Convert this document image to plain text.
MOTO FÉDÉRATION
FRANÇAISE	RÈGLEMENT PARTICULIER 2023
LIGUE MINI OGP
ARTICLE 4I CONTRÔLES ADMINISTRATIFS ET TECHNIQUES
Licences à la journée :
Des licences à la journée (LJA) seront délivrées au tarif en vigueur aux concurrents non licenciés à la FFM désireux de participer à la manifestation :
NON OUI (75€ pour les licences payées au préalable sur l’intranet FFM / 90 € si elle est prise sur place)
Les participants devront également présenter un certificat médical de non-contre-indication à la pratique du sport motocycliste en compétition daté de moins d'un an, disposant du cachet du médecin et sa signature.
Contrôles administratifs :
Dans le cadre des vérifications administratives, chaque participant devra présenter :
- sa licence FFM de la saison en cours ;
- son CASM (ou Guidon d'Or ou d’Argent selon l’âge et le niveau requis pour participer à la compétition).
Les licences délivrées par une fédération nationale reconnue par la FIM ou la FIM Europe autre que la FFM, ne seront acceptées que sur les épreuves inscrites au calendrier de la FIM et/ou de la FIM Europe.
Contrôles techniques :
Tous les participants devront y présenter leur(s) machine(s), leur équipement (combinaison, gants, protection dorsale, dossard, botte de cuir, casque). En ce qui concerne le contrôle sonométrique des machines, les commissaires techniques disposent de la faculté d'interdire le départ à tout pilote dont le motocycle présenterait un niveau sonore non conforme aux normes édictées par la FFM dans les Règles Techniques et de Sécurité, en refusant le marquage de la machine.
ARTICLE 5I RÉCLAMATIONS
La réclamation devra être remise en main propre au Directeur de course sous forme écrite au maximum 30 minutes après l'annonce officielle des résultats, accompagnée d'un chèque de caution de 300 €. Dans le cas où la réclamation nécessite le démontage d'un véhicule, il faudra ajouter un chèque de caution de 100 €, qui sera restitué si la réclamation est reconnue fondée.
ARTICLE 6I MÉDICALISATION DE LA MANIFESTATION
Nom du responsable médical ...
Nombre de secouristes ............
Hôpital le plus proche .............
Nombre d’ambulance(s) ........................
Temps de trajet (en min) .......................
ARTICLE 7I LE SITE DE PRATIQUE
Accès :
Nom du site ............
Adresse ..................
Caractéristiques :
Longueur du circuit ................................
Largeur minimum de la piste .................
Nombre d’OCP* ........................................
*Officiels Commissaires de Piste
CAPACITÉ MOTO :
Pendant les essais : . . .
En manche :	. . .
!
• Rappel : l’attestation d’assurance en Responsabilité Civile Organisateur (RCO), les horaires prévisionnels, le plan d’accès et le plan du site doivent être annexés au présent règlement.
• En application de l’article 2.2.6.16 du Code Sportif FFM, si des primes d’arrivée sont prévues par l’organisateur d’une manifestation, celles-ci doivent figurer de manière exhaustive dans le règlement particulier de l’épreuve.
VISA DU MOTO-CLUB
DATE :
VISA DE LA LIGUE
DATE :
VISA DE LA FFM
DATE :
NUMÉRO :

§ **Task requirements**
Select every line of the records holding the string "être".

§ **Solution to the problem**
La réclamation devra être remise en main propre au Directeur de course sous forme écrite au maximum 30 minutes après l'annonce officielle des résultats, accompagnée d'un chèque de caution de 300 €. Dans le cas où la réclamation nécessite le démontage d'un véhicule, il faudra ajouter un chèque de caution de 100 €, qui sera restitué si la réclamation est reconnue fondée.
• Rappel : l’attestation d’assurance en Responsabilité Civile Organisateur (RCO), les horaires prévisionnels, le plan d’accès et le plan du site doivent être annexés au présent règlement.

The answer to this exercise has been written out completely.